### Supplied information

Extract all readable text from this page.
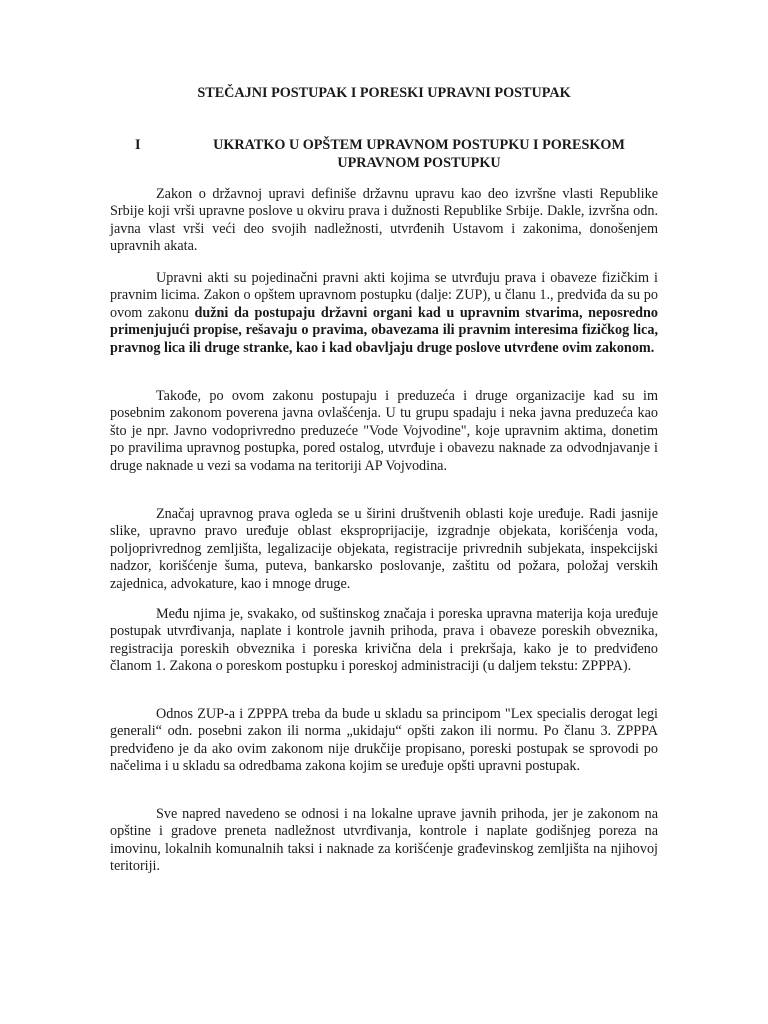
STEČAJNI POSTUPAK I PORESKI UPRAVNI POSTUPAK
I	UKRATKO U OPŠTEM UPRAVNOM POSTUPKU I PORESKOM UPRAVNOM POSTUPKU

Zakon o državnoj upravi definiše državnu upravu kao deo izvršne vlasti Republike Srbije koji vrši upravne poslove u okviru prava i dužnosti Republike Srbije. Dakle, izvršna odn. javna vlast vrši veći deo svojih nadležnosti, utvrđenih Ustavom i zakonima, donošenjem upravnih akata.

Upravni akti su pojedinačni pravni akti kojima se utvrđuju prava i obaveze fizičkim i pravnim licima. Zakon o opštem upravnom postupku (dalje: ZUP), u članu 1., predviđa da su po ovom zakonu dužni da postupaju državni organi kad u upravnim stvarima, neposredno primenjujući propise, rešavaju o pravima, obavezama ili pravnim interesima fizičkog lica, pravnog lica ili druge stranke, kao i kad obavljaju druge poslove utvrđene ovim zakonom.

Takođe, po ovom zakonu postupaju i preduzeća i druge organizacije kad su im posebnim zakonom poverena javna ovlašćenja. U tu grupu spadaju i neka javna preduzeća kao što je npr. Javno vodoprivredno preduzeće "Vode Vojvodine", koje upravnim aktima, donetim po pravilima upravnog postupka, pored ostalog, utvrđuje i obavezu naknade za odvodnjavanje i druge naknade u vezi sa vodama na teritoriji AP Vojvodina.

Značaj upravnog prava ogleda se u širini društvenih oblasti koje uređuje. Radi jasnije slike, upravno pravo uređuje oblast eksproprijacije, izgradnje objekata, korišćenja voda, poljoprivrednog zemljišta, legalizacije objekata, registracije privrednih subjekata, inspekcijski nadzor, korišćenje šuma, puteva, bankarsko poslovanje, zaštitu od požara, položaj verskih zajednica, advokature, kao i mnoge druge.

Među njima je, svakako, od suštinskog značaja i poreska upravna materija koja uređuje postupak utvrđivanja, naplate i kontrole javnih prihoda, prava i obaveze poreskih obveznika, registracija poreskih obveznika i poreska krivična dela i prekršaja, kako je to predviđeno članom 1. Zakona o poreskom postupku i poreskoj administraciji (u daljem tekstu: ZPPPA).

Odnos ZUP-a i ZPPPA treba da bude u skladu sa principom "Lex specialis derogat legi generali“ odn. posebni zakon ili norma „ukidaju“ opšti zakon ili normu. Po članu 3. ZPPPA predviđeno je da ako ovim zakonom nije drukčije propisano, poreski postupak se sprovodi po načelima i u skladu sa odredbama zakona kojim se uređuje opšti upravni postupak.

Sve napred navedeno se odnosi i na lokalne uprave javnih prihoda, jer je zakonom na opštine i gradove preneta nadležnost utvrđivanja, kontrole i naplate godišnjeg poreza na imovinu, lokalnih komunalnih taksi i naknade za korišćenje građevinskog zemljišta na njihovoj teritoriji.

### The task
Print each record exactly as it stands, leaving the images out.

### Complete answer
Extract all readable text from this page.
STEČAJNI POSTUPAK I PORESKI UPRAVNI POSTUPAK
I	UKRATKO U OPŠTEM UPRAVNOM POSTUPKU I PORESKOM UPRAVNOM POSTUPKU

Zakon o državnoj upravi definiše državnu upravu kao deo izvršne vlasti Republike Srbije koji vrši upravne poslove u okviru prava i dužnosti Republike Srbije. Dakle, izvršna odn. javna vlast vrši veći deo svojih nadležnosti, utvrđenih Ustavom i zakonima, donošenjem upravnih akata.

Upravni akti su pojedinačni pravni akti kojima se utvrđuju prava i obaveze fizičkim i pravnim licima. Zakon o opštem upravnom postupku (dalje: ZUP), u članu 1., predviđa da su po ovom zakonu dužni da postupaju državni organi kad u upravnim stvarima, neposredno primenjujući propise, rešavaju o pravima, obavezama ili pravnim interesima fizičkog lica, pravnog lica ili druge stranke, kao i kad obavljaju druge poslove utvrđene ovim zakonom.

Takođe, po ovom zakonu postupaju i preduzeća i druge organizacije kad su im posebnim zakonom poverena javna ovlašćenja. U tu grupu spadaju i neka javna preduzeća kao što je npr. Javno vodoprivredno preduzeće "Vode Vojvodine", koje upravnim aktima, donetim po pravilima upravnog postupka, pored ostalog, utvrđuje i obavezu naknade za odvodnjavanje i druge naknade u vezi sa vodama na teritoriji AP Vojvodina.

Značaj upravnog prava ogleda se u širini društvenih oblasti koje uređuje. Radi jasnije slike, upravno pravo uređuje oblast eksproprijacije, izgradnje objekata, korišćenja voda, poljoprivrednog zemljišta, legalizacije objekata, registracije privrednih subjekata, inspekcijski nadzor, korišćenje šuma, puteva, bankarsko poslovanje, zaštitu od požara, položaj verskih zajednica, advokature, kao i mnoge druge.

Među njima je, svakako, od suštinskog značaja i poreska upravna materija koja uređuje postupak utvrđivanja, naplate i kontrole javnih prihoda, prava i obaveze poreskih obveznika, registracija poreskih obveznika i poreska krivična dela i prekršaja, kako je to predviđeno članom 1. Zakona o poreskom postupku i poreskoj administraciji (u daljem tekstu: ZPPPA).

Odnos ZUP-a i ZPPPA treba da bude u skladu sa principom "Lex specialis derogat legi generali“ odn. posebni zakon ili norma „ukidaju“ opšti zakon ili normu. Po članu 3. ZPPPA predviđeno je da ako ovim zakonom nije drukčije propisano, poreski postupak se sprovodi po načelima i u skladu sa odredbama zakona kojim se uređuje opšti upravni postupak.

Sve napred navedeno se odnosi i na lokalne uprave javnih prihoda, jer je zakonom na opštine i gradove preneta nadležnost utvrđivanja, kontrole i naplate godišnjeg poreza na imovinu, lokalnih komunalnih taksi i naknade za korišćenje građevinskog zemljišta na njihovoj teritoriji.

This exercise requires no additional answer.